> GIVEN EXERCISE:
Print the lines between the one containing "undo-line2: autoconfi — [436, 353, 497, 368]" and the one containing "undo-line1: Deshacer — [438, 335, 500, 350]", inclusive, reproducing them verbatim.

=======

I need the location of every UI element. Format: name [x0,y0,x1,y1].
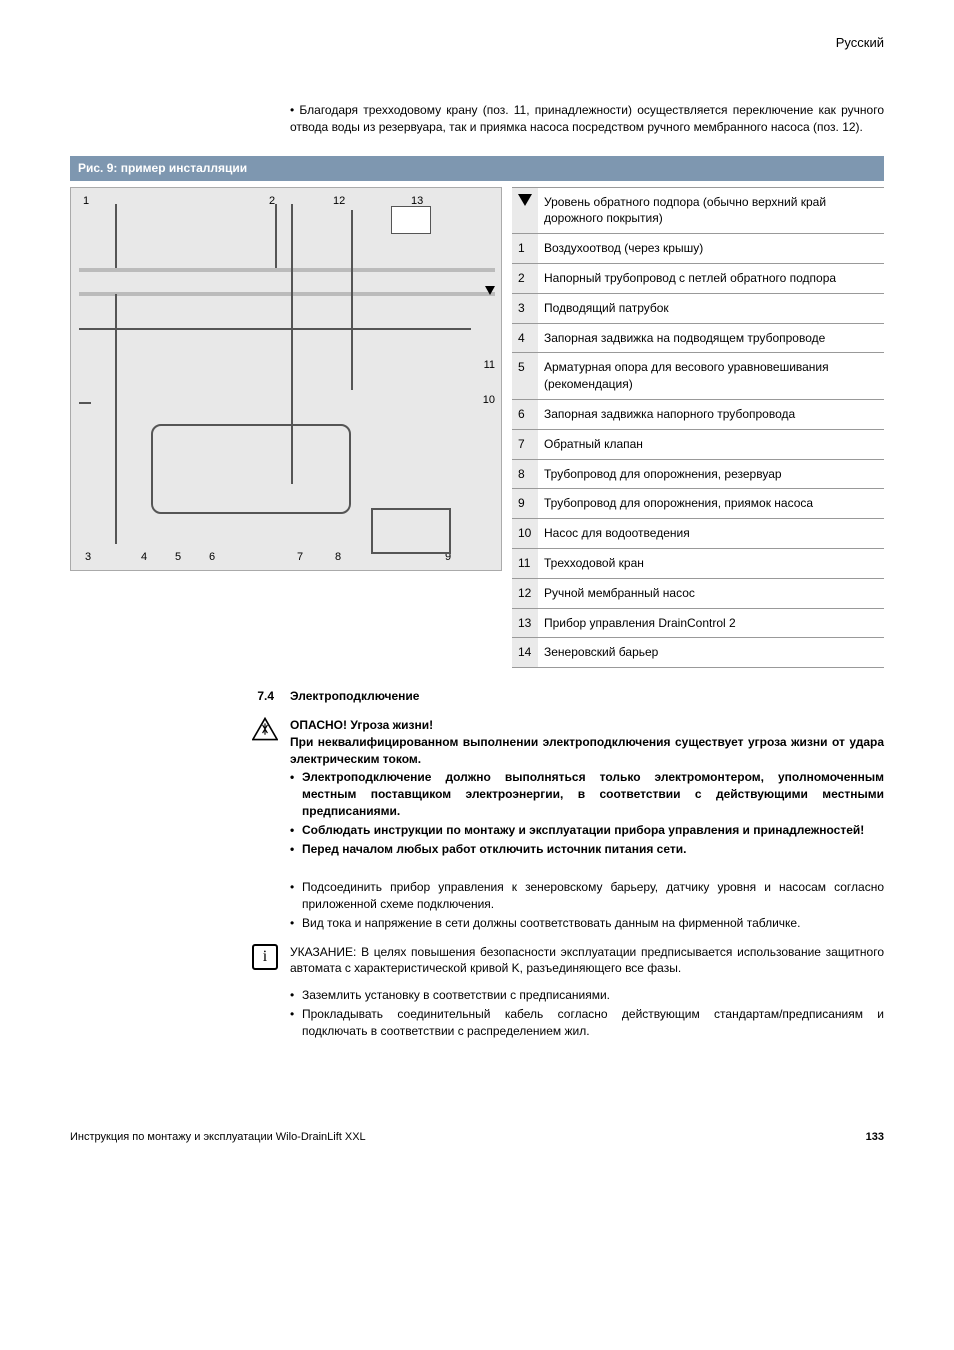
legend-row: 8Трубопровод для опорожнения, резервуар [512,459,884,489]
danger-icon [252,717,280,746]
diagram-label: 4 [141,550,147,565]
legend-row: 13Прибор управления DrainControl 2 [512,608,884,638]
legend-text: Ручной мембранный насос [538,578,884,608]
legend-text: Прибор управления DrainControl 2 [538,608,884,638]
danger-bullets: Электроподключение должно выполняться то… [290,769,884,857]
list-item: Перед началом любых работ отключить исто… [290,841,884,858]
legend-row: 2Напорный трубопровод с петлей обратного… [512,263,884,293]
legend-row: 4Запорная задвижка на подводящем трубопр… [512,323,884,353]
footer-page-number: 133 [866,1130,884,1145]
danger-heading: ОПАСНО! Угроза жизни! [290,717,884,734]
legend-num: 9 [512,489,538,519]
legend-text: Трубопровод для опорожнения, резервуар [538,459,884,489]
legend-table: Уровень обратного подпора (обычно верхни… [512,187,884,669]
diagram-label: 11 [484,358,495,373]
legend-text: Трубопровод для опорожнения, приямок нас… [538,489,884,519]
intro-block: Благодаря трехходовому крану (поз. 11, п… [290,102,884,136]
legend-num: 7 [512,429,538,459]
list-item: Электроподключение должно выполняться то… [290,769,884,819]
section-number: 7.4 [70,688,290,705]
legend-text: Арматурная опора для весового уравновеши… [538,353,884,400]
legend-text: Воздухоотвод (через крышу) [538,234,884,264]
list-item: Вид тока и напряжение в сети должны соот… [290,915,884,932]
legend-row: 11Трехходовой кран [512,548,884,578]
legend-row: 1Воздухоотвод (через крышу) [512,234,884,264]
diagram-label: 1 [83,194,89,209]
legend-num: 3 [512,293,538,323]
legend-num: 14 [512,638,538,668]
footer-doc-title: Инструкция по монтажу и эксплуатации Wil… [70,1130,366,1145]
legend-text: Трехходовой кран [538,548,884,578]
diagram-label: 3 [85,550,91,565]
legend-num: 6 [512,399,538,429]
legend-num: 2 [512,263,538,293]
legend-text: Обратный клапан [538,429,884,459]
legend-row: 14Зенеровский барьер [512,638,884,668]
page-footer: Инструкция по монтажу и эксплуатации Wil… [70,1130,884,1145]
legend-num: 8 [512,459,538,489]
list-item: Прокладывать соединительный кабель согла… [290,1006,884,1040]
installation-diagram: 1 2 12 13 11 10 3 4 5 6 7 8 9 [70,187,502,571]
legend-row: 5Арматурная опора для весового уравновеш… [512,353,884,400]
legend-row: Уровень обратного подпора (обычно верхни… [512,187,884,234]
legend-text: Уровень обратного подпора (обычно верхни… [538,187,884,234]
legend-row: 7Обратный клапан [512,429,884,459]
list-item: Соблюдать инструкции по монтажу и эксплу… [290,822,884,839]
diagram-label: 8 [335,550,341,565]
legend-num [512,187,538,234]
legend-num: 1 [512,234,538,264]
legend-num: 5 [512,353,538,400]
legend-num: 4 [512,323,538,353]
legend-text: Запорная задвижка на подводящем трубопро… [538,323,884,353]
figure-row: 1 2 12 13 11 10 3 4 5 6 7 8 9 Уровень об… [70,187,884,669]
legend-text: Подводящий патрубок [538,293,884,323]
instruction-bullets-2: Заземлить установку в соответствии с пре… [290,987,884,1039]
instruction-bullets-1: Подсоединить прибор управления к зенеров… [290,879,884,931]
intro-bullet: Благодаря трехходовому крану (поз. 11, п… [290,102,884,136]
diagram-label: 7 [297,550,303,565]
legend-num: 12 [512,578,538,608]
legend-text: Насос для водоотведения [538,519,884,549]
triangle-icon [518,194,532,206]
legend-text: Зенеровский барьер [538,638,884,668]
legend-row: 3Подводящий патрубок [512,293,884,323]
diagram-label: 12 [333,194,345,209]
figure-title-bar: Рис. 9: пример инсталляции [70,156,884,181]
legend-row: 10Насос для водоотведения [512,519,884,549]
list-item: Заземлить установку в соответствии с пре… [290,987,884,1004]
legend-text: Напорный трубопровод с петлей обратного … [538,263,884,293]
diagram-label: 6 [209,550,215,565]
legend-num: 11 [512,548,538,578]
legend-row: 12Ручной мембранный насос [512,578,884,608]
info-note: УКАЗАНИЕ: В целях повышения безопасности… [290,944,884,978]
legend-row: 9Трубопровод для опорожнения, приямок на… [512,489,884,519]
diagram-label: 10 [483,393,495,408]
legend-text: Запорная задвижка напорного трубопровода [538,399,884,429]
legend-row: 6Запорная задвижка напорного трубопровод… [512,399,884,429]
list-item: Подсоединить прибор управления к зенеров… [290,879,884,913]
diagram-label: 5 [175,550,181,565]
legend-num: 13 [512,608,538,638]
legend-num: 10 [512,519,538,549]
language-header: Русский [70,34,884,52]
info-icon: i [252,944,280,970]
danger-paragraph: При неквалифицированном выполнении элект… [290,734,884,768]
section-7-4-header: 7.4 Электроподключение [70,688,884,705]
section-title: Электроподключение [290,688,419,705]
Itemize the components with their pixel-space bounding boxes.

=======

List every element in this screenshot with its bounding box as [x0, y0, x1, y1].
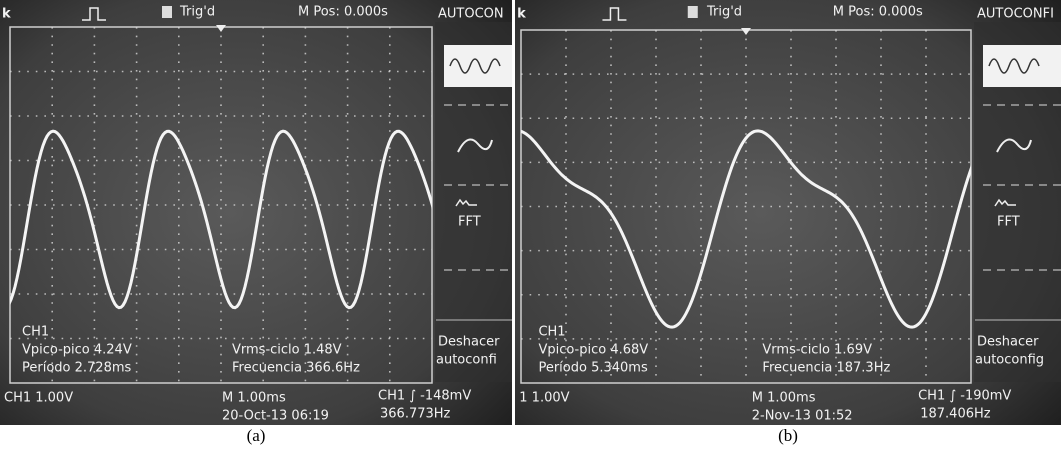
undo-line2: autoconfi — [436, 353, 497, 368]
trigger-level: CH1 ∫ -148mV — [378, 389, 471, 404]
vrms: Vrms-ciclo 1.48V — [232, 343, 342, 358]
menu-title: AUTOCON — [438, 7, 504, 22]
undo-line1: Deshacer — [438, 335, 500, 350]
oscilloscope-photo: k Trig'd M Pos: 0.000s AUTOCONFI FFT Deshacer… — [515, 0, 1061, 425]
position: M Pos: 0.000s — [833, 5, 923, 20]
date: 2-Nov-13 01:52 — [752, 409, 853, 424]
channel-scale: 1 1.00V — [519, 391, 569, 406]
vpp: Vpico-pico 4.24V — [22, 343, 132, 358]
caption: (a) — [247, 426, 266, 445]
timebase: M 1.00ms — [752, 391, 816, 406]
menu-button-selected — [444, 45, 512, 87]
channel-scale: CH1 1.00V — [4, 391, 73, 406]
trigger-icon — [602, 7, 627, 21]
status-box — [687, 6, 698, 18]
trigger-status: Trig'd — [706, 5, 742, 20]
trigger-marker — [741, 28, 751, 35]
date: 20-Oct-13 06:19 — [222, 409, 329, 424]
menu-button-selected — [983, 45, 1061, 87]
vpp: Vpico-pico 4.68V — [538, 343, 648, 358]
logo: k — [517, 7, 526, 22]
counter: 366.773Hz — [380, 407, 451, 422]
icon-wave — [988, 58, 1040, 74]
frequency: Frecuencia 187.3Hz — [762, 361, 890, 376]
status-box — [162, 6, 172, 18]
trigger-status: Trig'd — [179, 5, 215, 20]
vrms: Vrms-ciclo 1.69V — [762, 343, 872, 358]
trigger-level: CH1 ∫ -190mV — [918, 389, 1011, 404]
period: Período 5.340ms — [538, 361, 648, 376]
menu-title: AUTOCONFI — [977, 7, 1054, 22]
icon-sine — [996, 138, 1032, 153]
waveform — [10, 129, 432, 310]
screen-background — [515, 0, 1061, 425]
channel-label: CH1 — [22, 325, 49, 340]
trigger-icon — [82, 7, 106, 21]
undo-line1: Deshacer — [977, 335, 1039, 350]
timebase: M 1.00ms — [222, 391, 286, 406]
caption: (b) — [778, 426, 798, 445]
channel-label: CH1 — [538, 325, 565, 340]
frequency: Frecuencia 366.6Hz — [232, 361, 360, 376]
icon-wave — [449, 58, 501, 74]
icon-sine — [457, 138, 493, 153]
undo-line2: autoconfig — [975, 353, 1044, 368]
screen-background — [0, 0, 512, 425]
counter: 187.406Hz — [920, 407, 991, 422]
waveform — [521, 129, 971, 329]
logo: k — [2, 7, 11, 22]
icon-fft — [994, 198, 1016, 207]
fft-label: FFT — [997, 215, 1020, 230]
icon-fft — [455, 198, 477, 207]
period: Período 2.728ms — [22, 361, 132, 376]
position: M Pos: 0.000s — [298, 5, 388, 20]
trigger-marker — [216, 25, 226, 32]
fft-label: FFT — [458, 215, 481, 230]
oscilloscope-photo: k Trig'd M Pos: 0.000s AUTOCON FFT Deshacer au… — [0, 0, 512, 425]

=======

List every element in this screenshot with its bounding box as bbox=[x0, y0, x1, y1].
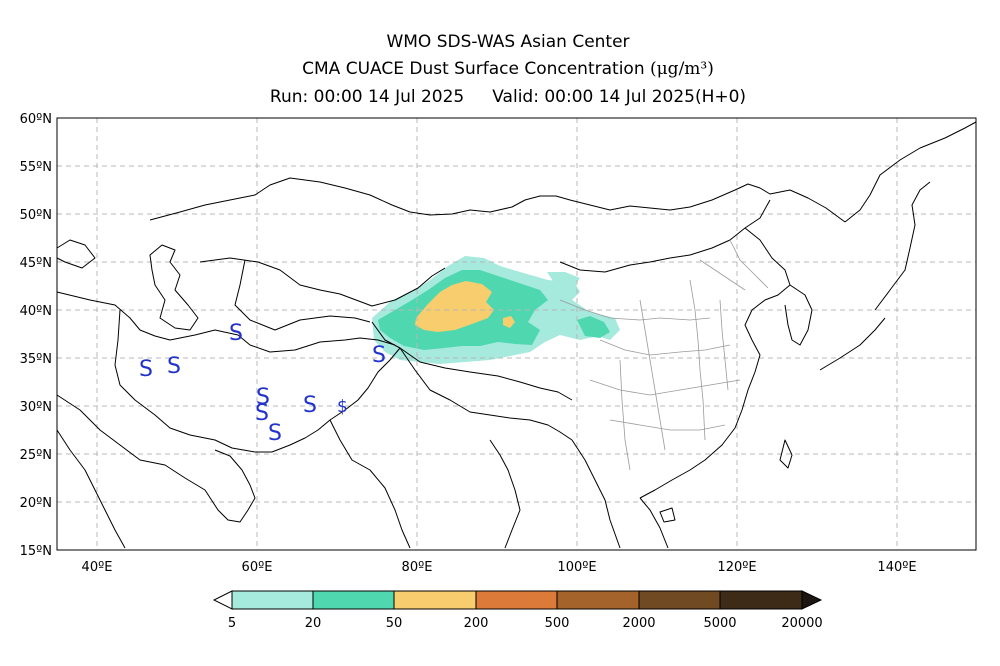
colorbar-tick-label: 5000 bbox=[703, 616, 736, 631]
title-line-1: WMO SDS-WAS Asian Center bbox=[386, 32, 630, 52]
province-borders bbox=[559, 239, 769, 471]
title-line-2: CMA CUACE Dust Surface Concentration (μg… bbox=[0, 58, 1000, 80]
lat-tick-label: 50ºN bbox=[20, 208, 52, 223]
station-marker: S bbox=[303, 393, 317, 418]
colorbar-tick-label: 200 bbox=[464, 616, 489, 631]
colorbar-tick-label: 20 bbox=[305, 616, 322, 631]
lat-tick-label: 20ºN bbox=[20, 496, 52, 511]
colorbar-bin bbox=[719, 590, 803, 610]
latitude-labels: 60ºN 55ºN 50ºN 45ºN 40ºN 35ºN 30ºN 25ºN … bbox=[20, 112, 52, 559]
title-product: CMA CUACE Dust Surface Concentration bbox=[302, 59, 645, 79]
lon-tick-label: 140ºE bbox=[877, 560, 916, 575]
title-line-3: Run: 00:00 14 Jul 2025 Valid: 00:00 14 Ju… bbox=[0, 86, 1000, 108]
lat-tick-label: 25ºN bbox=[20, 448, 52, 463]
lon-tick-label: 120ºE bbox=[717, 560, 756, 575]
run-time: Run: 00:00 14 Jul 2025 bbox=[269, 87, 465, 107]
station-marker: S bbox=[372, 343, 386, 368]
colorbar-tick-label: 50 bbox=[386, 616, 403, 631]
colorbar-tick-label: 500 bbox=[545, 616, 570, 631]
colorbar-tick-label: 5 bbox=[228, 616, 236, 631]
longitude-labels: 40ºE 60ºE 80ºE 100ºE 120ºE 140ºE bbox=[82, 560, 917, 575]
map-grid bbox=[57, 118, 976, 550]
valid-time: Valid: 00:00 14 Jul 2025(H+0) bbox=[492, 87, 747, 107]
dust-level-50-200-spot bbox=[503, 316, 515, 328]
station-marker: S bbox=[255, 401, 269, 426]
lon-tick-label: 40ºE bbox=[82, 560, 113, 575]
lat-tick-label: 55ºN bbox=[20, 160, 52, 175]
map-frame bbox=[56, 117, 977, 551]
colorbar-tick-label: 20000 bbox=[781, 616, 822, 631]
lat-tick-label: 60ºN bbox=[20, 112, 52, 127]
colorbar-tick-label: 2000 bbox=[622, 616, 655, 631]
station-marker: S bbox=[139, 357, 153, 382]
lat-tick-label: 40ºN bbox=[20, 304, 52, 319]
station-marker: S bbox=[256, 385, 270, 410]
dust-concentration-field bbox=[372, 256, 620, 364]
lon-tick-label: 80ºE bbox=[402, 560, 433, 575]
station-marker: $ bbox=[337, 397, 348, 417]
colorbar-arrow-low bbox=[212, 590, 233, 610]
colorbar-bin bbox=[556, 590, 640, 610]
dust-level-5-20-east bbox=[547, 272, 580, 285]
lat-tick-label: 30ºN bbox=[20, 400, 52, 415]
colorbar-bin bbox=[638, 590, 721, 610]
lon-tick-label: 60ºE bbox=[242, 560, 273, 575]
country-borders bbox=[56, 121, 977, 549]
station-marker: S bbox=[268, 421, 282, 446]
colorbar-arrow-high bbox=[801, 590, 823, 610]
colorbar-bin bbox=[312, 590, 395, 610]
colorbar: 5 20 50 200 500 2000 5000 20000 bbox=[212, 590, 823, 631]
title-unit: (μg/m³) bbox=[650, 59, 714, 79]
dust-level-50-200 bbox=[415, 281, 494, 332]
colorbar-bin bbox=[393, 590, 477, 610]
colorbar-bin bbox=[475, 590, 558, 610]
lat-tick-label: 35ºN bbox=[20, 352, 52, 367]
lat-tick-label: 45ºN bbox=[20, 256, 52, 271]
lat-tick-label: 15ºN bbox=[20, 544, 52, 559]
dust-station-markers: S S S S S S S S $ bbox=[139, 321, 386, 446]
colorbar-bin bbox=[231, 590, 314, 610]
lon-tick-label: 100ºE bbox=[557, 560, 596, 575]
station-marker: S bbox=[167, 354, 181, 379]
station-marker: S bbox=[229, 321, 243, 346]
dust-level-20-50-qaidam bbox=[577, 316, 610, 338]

=======

> REPLY TO THE EXERCISE:
undo-line2: autoconfi — [436, 353, 497, 368]
trigger-level: CH1 ∫ -148mV — [378, 389, 471, 404]
vrms: Vrms-ciclo 1.48V — [232, 343, 342, 358]
menu-title: AUTOCON — [438, 7, 504, 22]
undo-line1: Deshacer — [438, 335, 500, 350]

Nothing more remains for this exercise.